[Work instructions]: Write the data out again exactly, with no pictures.

/---

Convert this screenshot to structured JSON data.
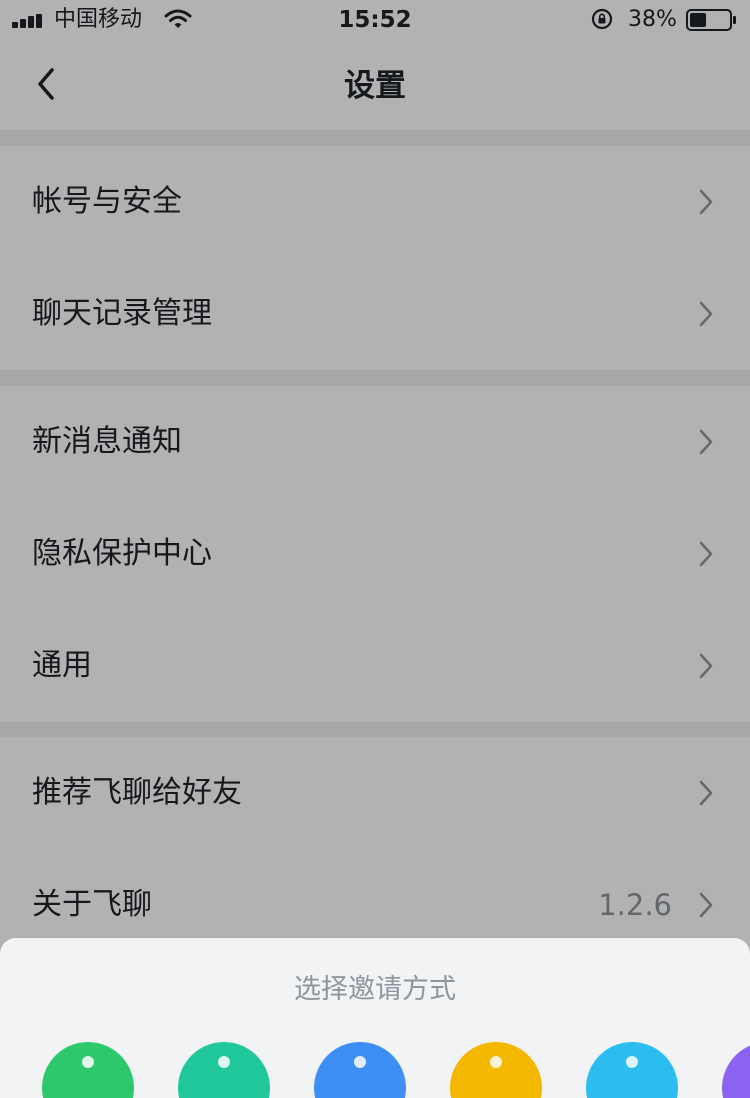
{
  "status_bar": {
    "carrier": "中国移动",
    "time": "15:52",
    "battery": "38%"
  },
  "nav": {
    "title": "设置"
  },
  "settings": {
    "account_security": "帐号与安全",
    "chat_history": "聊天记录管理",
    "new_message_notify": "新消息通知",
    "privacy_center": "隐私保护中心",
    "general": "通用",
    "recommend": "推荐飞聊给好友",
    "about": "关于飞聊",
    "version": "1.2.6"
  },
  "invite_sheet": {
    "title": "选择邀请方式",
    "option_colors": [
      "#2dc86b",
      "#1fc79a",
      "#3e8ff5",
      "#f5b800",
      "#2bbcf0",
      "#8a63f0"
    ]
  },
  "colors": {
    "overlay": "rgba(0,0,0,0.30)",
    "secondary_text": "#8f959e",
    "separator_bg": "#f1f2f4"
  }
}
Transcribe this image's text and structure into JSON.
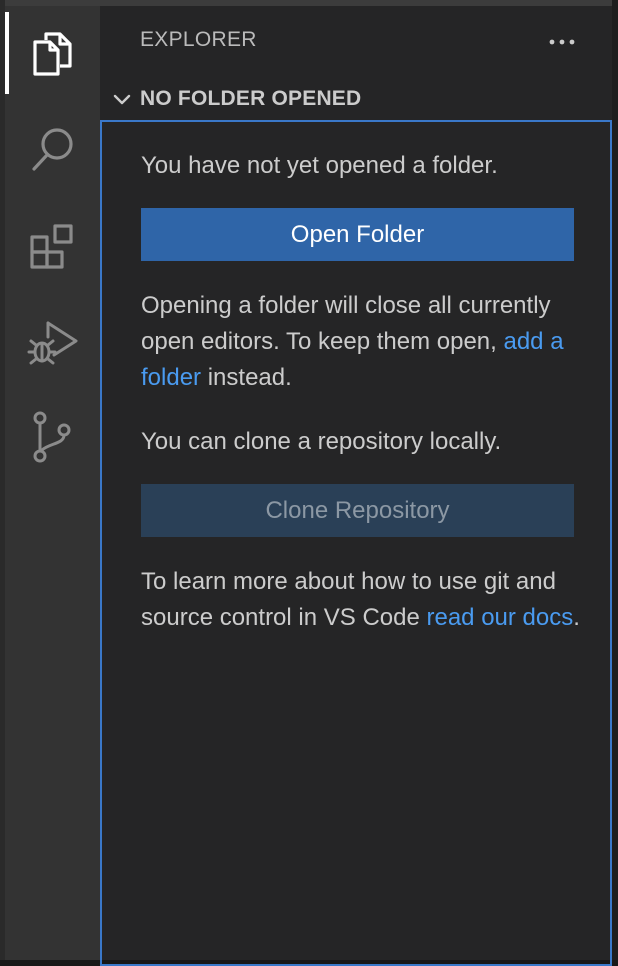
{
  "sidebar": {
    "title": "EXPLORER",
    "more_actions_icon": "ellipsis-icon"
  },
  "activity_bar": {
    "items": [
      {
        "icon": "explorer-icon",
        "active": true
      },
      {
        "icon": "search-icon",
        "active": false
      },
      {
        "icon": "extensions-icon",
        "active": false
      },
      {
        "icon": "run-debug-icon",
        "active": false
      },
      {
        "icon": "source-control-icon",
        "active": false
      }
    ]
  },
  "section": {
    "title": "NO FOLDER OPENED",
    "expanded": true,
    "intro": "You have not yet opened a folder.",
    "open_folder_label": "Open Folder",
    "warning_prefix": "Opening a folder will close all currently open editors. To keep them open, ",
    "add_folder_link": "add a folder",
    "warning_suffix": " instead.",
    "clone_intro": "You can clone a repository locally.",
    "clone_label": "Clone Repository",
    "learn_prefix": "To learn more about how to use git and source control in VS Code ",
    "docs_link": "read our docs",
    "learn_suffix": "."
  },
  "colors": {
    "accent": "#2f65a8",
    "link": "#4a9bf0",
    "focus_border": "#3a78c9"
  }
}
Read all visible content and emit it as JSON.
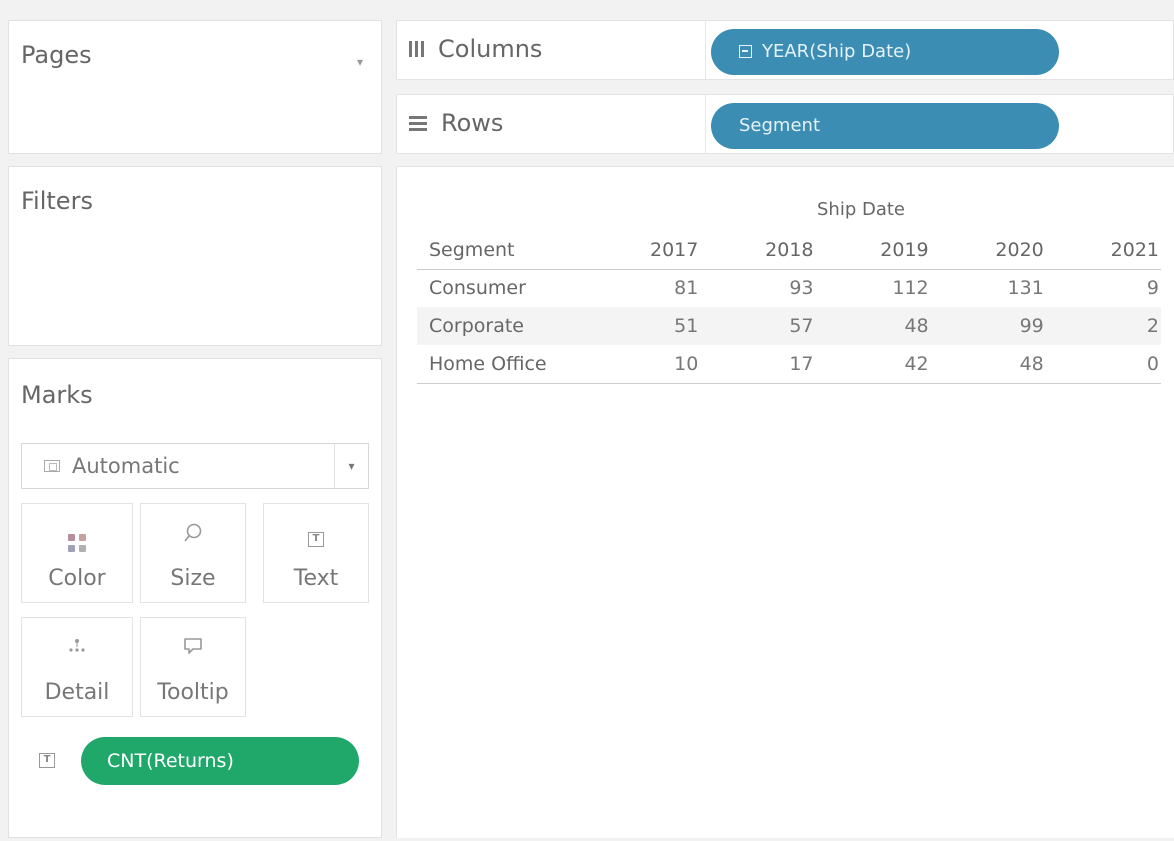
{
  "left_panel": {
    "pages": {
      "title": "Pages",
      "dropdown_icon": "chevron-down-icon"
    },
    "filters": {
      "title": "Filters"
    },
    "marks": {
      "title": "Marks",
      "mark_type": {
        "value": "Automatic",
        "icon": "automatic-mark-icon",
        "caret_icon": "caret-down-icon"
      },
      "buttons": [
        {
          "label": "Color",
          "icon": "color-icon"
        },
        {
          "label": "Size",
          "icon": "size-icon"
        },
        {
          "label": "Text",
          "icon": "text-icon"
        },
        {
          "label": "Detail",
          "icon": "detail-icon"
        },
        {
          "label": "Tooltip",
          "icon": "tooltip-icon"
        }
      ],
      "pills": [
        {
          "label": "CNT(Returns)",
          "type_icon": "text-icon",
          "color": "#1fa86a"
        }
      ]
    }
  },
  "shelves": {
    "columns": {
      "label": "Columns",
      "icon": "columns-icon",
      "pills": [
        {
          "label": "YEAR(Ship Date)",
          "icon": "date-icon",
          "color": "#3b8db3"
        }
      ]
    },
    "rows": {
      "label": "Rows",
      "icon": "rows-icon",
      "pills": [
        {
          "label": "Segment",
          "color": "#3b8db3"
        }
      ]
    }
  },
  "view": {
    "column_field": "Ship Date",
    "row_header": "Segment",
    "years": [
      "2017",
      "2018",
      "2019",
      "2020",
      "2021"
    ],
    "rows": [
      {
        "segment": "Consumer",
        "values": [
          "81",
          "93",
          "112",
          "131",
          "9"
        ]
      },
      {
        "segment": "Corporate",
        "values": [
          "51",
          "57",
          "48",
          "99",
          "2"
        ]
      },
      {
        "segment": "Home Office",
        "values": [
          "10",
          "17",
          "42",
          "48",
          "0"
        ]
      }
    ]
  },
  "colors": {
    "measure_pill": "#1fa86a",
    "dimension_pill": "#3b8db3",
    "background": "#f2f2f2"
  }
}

\---

[Task response]:
Convert this screenshot to structured JSON data.
{
  "status_bar": {
    "carrier": "中国移动",
    "time": "15:52",
    "battery": "38%"
  },
  "nav": {
    "title": "设置"
  },
  "settings": {
    "account_security": "帐号与安全",
    "chat_history": "聊天记录管理",
    "new_message_notify": "新消息通知",
    "privacy_center": "隐私保护中心",
    "general": "通用",
    "recommend": "推荐飞聊给好友",
    "about": "关于飞聊",
    "version": "1.2.6"
  },
  "invite_sheet": {
    "title": "选择邀请方式",
    "option_colors": [
      "#2dc86b",
      "#1fc79a",
      "#3e8ff5",
      "#f5b800",
      "#2bbcf0",
      "#8a63f0"
    ]
  },
  "colors": {
    "overlay": "rgba(0,0,0,0.30)",
    "secondary_text": "#8f959e",
    "separator_bg": "#f1f2f4"
  }
}
Transcribe this image's text and structure into JSON.
{
  "sidebar": {
    "title": "EXPLORER",
    "more_actions_icon": "ellipsis-icon"
  },
  "activity_bar": {
    "items": [
      {
        "icon": "explorer-icon",
        "active": true
      },
      {
        "icon": "search-icon",
        "active": false
      },
      {
        "icon": "extensions-icon",
        "active": false
      },
      {
        "icon": "run-debug-icon",
        "active": false
      },
      {
        "icon": "source-control-icon",
        "active": false
      }
    ]
  },
  "section": {
    "title": "NO FOLDER OPENED",
    "expanded": true,
    "intro": "You have not yet opened a folder.",
    "open_folder_label": "Open Folder",
    "warning_prefix": "Opening a folder will close all currently open editors. To keep them open, ",
    "add_folder_link": "add a folder",
    "warning_suffix": " instead.",
    "clone_intro": "You can clone a repository locally.",
    "clone_label": "Clone Repository",
    "learn_prefix": "To learn more about how to use git and source control in VS Code ",
    "docs_link": "read our docs",
    "learn_suffix": "."
  },
  "colors": {
    "accent": "#2f65a8",
    "link": "#4a9bf0",
    "focus_border": "#3a78c9"
  }
}
Read all visible content and emit it as JSON.
{
  "left_panel": {
    "pages": {
      "title": "Pages",
      "dropdown_icon": "chevron-down-icon"
    },
    "filters": {
      "title": "Filters"
    },
    "marks": {
      "title": "Marks",
      "mark_type": {
        "value": "Automatic",
        "icon": "automatic-mark-icon",
        "caret_icon": "caret-down-icon"
      },
      "buttons": [
        {
          "label": "Color",
          "icon": "color-icon"
        },
        {
          "label": "Size",
          "icon": "size-icon"
        },
        {
          "label": "Text",
          "icon": "text-icon"
        },
        {
          "label": "Detail",
          "icon": "detail-icon"
        },
        {
          "label": "Tooltip",
          "icon": "tooltip-icon"
        }
      ],
      "pills": [
        {
          "label": "CNT(Returns)",
          "type_icon": "text-icon",
          "color": "#1fa86a"
        }
      ]
    }
  },
  "shelves": {
    "columns": {
      "label": "Columns",
      "icon": "columns-icon",
      "pills": [
        {
          "label": "YEAR(Ship Date)",
          "icon": "date-icon",
          "color": "#3b8db3"
        }
      ]
    },
    "rows": {
      "label": "Rows",
      "icon": "rows-icon",
      "pills": [
        {
          "label": "Segment",
          "color": "#3b8db3"
        }
      ]
    }
  },
  "view": {
    "column_field": "Ship Date",
    "row_header": "Segment",
    "years": [
      "2017",
      "2018",
      "2019",
      "2020",
      "2021"
    ],
    "rows": [
      {
        "segment": "Consumer",
        "values": [
          "81",
          "93",
          "112",
          "131",
          "9"
        ]
      },
      {
        "segment": "Corporate",
        "values": [
          "51",
          "57",
          "48",
          "99",
          "2"
        ]
      },
      {
        "segment": "Home Office",
        "values": [
          "10",
          "17",
          "42",
          "48",
          "0"
        ]
      }
    ]
  },
  "colors": {
    "measure_pill": "#1fa86a",
    "dimension_pill": "#3b8db3",
    "background": "#f2f2f2"
  }
}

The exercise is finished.